→ What the task requires: In the entries below, find every line with "title" and copy it.

→ Available data:
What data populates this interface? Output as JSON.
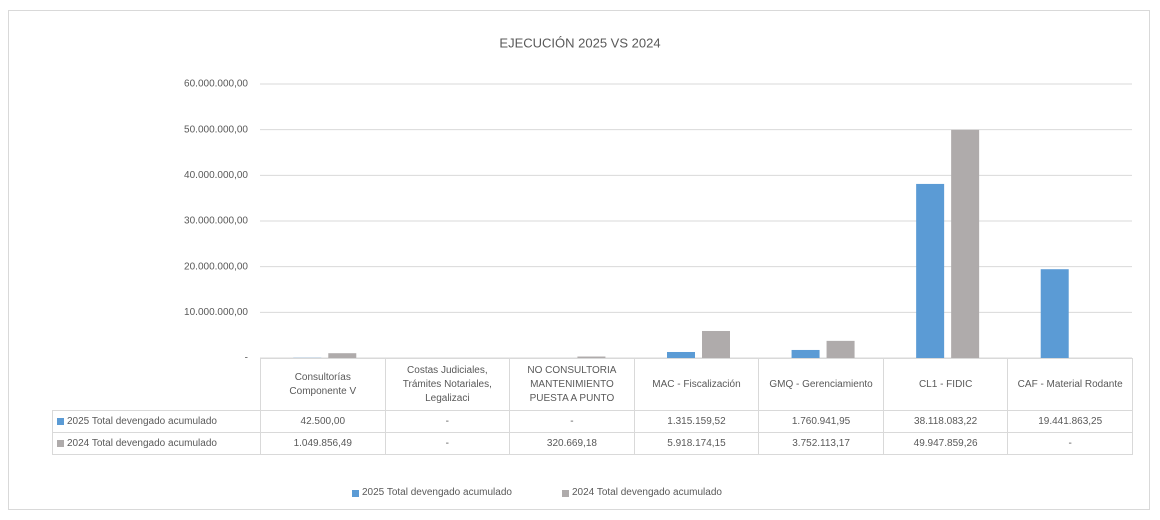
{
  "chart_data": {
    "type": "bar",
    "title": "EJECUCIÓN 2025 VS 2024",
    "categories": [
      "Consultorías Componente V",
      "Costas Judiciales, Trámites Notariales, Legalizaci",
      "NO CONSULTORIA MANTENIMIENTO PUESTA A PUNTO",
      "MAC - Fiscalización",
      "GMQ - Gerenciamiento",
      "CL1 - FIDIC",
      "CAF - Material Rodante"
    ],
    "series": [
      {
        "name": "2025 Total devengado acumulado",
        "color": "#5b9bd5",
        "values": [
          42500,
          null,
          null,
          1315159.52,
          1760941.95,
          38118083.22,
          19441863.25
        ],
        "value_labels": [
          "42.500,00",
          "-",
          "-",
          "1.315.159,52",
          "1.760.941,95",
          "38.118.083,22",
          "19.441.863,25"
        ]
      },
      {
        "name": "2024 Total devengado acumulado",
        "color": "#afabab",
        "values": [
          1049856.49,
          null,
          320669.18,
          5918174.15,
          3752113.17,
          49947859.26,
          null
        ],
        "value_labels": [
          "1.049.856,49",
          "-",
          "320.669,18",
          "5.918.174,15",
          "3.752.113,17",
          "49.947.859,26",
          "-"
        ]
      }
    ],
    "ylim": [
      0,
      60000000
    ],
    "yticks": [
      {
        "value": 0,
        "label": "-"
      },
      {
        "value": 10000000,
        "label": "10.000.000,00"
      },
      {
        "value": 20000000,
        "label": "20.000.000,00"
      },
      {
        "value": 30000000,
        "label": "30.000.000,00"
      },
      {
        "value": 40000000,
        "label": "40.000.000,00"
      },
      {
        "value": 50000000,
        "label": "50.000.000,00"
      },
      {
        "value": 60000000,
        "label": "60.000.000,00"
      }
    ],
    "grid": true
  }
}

--

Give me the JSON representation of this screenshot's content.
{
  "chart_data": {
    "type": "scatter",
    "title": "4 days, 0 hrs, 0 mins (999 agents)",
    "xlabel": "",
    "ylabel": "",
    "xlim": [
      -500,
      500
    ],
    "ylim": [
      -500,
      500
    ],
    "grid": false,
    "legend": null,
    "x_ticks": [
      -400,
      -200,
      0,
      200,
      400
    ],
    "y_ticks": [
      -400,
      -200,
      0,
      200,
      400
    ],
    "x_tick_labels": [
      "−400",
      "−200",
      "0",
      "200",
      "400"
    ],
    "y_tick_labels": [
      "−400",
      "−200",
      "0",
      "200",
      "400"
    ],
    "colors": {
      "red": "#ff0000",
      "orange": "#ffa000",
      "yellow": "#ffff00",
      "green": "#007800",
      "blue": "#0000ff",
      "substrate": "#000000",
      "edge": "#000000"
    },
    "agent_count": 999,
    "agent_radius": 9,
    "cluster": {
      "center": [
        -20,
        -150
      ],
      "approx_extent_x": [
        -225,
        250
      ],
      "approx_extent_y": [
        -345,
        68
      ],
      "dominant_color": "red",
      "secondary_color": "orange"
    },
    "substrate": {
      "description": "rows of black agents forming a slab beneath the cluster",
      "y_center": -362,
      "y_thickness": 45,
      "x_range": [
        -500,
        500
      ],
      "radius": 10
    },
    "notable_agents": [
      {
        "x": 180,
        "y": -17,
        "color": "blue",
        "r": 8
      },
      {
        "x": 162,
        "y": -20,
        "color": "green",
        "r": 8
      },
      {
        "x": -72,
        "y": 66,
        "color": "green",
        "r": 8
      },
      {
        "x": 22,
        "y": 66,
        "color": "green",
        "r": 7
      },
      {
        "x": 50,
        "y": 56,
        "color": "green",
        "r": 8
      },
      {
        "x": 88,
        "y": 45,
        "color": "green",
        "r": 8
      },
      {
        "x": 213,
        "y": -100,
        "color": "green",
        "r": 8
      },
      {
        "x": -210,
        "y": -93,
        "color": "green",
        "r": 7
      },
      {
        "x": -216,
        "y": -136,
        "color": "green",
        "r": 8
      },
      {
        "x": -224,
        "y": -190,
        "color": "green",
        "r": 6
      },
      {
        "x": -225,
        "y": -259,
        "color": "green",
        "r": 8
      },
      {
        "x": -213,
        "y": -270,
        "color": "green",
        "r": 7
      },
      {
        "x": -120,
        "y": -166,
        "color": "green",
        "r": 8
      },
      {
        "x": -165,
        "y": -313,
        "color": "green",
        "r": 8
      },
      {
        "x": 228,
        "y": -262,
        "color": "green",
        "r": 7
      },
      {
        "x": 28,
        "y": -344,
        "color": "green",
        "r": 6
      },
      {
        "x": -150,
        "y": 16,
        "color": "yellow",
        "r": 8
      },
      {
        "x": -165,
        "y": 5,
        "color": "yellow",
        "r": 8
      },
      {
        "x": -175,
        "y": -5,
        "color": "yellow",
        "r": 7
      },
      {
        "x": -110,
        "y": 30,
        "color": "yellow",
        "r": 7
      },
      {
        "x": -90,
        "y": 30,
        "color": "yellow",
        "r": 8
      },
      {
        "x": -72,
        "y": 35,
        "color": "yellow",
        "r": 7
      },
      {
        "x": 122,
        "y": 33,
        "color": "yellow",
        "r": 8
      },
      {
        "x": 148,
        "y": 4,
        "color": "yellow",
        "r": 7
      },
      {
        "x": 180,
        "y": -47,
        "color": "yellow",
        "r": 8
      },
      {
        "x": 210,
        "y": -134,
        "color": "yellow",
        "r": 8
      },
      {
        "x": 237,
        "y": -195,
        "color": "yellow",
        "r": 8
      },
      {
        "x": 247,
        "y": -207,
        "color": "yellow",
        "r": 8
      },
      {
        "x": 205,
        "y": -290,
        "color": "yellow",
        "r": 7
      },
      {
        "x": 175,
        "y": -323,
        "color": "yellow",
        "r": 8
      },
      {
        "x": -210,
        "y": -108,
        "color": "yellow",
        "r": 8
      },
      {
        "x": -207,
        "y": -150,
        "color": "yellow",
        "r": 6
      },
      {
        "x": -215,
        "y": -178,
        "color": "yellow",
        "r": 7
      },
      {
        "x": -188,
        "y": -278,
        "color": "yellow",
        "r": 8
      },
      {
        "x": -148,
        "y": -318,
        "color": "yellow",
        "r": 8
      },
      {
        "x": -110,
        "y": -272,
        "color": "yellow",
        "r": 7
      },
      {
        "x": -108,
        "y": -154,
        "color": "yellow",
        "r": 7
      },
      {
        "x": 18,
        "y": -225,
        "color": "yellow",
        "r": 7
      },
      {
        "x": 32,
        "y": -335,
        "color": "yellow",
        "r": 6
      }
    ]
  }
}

→ Expected answer:
    "title": "EJECUCIÓN 2025 VS 2024",
    "title": "4 days, 0 hrs, 0 mins (999 agents)",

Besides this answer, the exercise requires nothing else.